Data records

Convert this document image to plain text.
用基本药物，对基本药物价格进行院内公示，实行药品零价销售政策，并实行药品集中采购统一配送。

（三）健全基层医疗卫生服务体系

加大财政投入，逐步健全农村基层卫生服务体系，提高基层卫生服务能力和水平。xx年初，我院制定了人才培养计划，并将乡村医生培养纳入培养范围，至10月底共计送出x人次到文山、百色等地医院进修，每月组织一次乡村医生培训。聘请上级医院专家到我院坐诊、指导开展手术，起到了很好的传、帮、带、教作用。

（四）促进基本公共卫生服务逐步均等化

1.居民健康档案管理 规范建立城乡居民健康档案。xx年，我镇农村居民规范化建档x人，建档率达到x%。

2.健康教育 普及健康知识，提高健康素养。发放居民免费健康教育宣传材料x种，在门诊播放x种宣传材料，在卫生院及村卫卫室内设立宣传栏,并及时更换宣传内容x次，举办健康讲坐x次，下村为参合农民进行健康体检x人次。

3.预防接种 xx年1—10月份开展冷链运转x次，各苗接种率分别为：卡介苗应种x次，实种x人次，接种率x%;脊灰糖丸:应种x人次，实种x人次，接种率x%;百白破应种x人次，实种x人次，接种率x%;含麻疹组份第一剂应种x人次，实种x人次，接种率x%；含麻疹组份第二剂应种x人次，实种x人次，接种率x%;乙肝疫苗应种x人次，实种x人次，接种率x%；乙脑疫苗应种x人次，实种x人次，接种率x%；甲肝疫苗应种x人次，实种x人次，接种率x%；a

• Task to carry out: Restate all of the entries above precisely.

• Output below:
Convert this document image to plain text.
用基本药物，对基本药物价格进行院内公示，实行药品零价销售政策，并实行药品集中采购统一配送。

（三）健全基层医疗卫生服务体系

加大财政投入，逐步健全农村基层卫生服务体系，提高基层卫生服务能力和水平。xx年初，我院制定了人才培养计划，并将乡村医生培养纳入培养范围，至10月底共计送出x人次到文山、百色等地医院进修，每月组织一次乡村医生培训。聘请上级医院专家到我院坐诊、指导开展手术，起到了很好的传、帮、带、教作用。

（四）促进基本公共卫生服务逐步均等化

1.居民健康档案管理 规范建立城乡居民健康档案。xx年，我镇农村居民规范化建档x人，建档率达到x%。

2.健康教育 普及健康知识，提高健康素养。发放居民免费健康教育宣传材料x种，在门诊播放x种宣传材料，在卫生院及村卫卫室内设立宣传栏,并及时更换宣传内容x次，举办健康讲坐x次，下村为参合农民进行健康体检x人次。

3.预防接种 xx年1—10月份开展冷链运转x次，各苗接种率分别为：卡介苗应种x次，实种x人次，接种率x%;脊灰糖丸:应种x人次，实种x人次，接种率x%;百白破应种x人次，实种x人次，接种率x%;含麻疹组份第一剂应种x人次，实种x人次，接种率x%；含麻疹组份第二剂应种x人次，实种x人次，接种率x%;乙肝疫苗应种x人次，实种x人次，接种率x%；乙脑疫苗应种x人次，实种x人次，接种率x%；甲肝疫苗应种x人次，实种x人次，接种率x%；a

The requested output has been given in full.